§ **WHAT YOU ARE ASKED TO DO**: Go over the entries below line by line, copying each one that contains the word "camera".

▼

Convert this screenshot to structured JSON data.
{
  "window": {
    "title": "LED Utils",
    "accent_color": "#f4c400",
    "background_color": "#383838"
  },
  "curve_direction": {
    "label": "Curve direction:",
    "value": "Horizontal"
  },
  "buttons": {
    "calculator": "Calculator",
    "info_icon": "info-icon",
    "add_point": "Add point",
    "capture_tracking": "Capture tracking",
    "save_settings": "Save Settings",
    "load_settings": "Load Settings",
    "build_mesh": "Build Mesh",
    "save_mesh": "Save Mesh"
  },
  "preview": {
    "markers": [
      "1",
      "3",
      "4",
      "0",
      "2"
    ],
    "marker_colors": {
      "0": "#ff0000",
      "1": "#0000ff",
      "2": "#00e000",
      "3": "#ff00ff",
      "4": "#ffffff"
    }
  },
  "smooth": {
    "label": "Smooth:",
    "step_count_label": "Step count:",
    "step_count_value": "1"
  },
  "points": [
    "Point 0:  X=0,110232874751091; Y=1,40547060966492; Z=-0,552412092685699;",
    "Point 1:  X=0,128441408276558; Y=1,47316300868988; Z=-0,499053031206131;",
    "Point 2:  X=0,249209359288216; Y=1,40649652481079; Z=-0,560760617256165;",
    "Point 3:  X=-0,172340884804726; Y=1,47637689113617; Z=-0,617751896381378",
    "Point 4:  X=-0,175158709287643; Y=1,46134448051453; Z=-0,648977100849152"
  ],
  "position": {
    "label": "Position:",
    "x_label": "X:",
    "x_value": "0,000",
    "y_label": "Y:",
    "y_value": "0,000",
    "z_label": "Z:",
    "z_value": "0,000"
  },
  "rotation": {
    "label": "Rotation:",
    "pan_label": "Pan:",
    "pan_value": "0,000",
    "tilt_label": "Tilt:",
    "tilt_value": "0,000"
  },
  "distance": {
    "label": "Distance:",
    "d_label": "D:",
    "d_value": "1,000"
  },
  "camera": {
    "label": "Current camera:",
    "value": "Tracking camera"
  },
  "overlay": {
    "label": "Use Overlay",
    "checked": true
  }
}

▲

§ **TASK RESPONSE**:
  "camera": {
    "label": "Current camera:",
    "value": "Tracking camera"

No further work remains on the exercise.